━━━━━ Exercise inputs

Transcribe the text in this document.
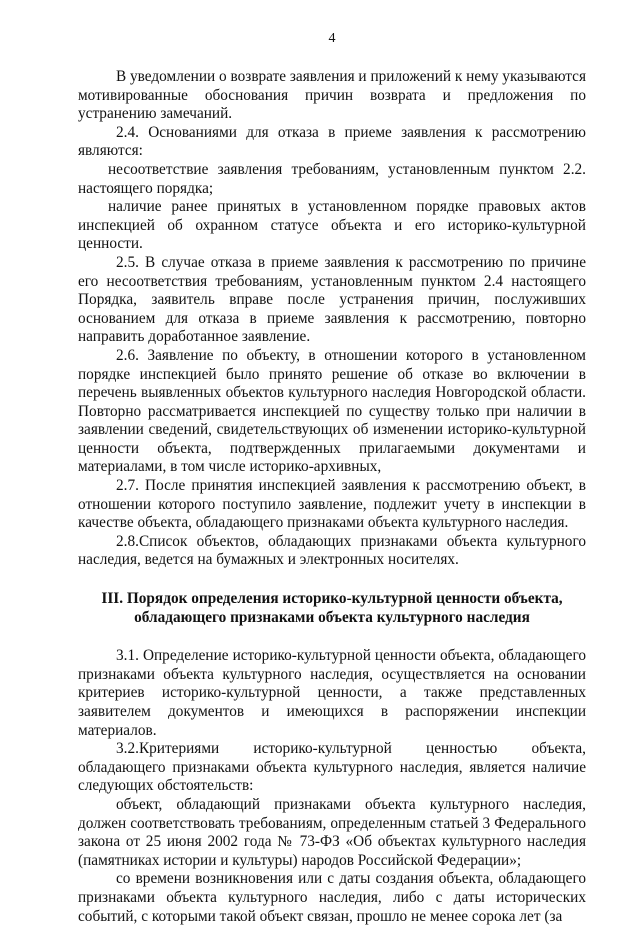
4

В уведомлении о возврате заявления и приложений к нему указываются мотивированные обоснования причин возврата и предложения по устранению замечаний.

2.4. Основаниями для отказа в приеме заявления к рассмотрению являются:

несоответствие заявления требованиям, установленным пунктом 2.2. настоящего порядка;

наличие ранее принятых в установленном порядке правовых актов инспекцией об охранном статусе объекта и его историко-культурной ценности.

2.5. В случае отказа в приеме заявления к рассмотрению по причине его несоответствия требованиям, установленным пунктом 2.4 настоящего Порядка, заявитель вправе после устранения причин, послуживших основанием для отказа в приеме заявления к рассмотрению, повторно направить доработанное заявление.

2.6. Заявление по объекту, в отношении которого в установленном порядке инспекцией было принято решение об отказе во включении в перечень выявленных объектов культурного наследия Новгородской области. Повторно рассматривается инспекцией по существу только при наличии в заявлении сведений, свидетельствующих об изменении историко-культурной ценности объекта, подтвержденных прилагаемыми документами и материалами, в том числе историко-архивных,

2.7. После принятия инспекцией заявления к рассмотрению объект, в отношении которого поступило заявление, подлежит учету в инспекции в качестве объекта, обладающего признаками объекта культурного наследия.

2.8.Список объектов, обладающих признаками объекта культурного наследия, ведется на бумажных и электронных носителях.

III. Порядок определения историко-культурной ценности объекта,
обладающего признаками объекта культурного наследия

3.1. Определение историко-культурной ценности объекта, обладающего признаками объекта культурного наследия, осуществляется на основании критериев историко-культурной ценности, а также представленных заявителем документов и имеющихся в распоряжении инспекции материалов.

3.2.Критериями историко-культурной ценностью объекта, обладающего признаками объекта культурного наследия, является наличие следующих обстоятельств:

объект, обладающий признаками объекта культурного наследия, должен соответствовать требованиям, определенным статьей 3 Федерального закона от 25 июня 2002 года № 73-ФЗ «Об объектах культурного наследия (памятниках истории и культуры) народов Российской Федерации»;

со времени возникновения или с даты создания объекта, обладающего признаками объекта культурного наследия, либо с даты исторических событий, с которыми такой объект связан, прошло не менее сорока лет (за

━━━━━━━━━━
━━━━━ Exercise inputs

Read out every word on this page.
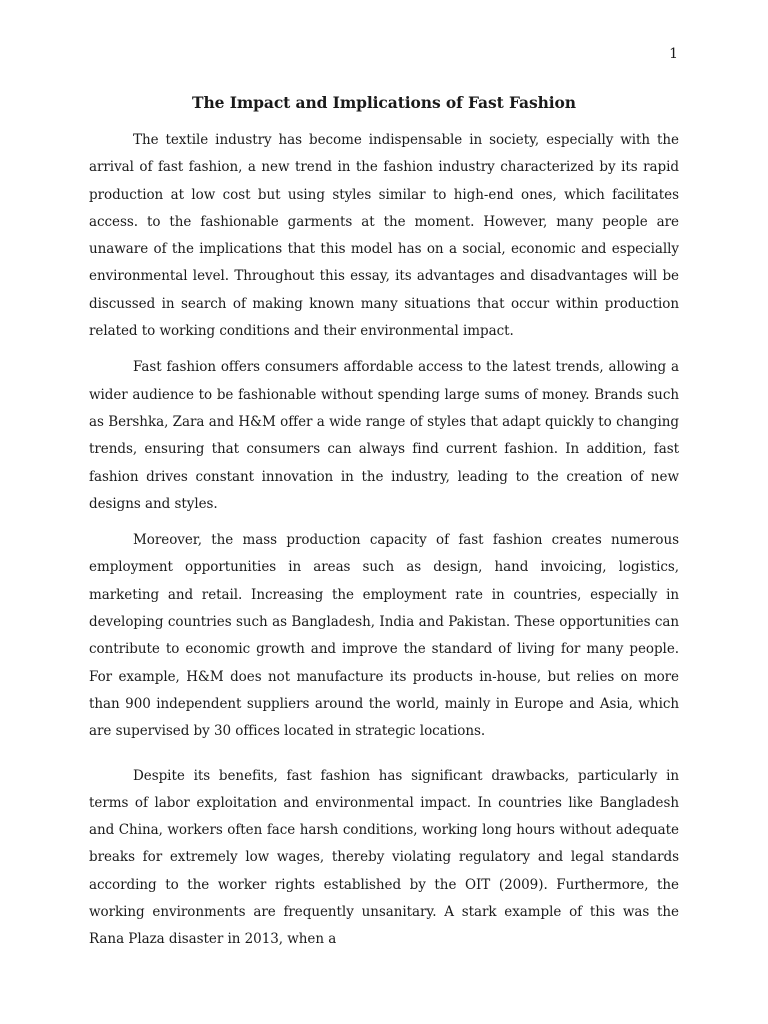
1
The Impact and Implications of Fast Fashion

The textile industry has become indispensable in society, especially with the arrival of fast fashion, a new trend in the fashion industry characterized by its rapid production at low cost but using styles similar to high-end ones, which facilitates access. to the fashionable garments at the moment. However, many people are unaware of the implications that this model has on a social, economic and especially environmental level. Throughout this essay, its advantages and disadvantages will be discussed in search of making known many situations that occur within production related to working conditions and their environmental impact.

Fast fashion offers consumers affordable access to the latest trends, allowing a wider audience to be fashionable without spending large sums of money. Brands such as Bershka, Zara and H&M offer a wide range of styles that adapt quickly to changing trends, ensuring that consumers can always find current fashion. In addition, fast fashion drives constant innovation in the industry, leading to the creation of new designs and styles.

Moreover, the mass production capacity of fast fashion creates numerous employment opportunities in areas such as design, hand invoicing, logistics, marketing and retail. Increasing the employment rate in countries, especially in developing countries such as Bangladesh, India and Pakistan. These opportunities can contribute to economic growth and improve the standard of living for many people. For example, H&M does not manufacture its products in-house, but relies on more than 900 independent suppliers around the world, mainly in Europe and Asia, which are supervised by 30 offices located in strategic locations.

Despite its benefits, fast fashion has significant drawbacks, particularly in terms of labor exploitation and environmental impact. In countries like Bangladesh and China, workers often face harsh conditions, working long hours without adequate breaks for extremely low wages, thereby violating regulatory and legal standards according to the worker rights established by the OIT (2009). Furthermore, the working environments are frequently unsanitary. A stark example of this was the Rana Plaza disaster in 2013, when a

━━━━━━━━━━

To be done:
Say how many lines of the data include the word "пунктом". Nothing other than the number should be given.

Problem solution:
2